Exercise prompt> Go through the data below line by line and count those containing the word "VOLTAGE". Reply with the count only.

Supplied records>
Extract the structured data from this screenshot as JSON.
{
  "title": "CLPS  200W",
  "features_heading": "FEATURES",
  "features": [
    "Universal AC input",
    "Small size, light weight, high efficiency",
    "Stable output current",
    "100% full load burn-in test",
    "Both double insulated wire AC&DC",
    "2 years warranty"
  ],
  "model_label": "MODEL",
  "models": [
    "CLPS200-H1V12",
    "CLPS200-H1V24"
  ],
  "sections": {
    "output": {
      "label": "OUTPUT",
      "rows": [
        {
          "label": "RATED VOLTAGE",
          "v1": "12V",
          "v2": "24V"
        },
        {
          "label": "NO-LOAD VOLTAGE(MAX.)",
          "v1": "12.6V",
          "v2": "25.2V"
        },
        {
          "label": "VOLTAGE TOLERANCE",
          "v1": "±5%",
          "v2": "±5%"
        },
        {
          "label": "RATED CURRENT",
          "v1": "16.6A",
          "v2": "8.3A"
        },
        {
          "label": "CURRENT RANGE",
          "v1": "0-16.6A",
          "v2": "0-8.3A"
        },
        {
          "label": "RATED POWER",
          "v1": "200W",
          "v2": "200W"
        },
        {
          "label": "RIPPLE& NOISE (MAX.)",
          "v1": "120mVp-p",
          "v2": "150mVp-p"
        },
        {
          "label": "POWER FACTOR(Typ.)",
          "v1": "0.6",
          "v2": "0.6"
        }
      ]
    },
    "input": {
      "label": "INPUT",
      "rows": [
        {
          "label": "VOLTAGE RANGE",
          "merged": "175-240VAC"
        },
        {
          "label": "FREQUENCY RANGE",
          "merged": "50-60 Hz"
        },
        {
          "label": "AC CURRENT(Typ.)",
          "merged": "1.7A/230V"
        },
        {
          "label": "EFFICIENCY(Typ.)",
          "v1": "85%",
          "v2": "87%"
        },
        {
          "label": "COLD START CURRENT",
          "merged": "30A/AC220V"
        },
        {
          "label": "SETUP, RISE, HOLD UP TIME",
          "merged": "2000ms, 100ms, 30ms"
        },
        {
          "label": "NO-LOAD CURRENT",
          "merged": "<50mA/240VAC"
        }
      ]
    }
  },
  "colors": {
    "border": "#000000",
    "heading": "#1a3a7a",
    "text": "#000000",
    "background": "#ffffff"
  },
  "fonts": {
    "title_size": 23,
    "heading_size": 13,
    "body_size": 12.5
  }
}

Full response> 4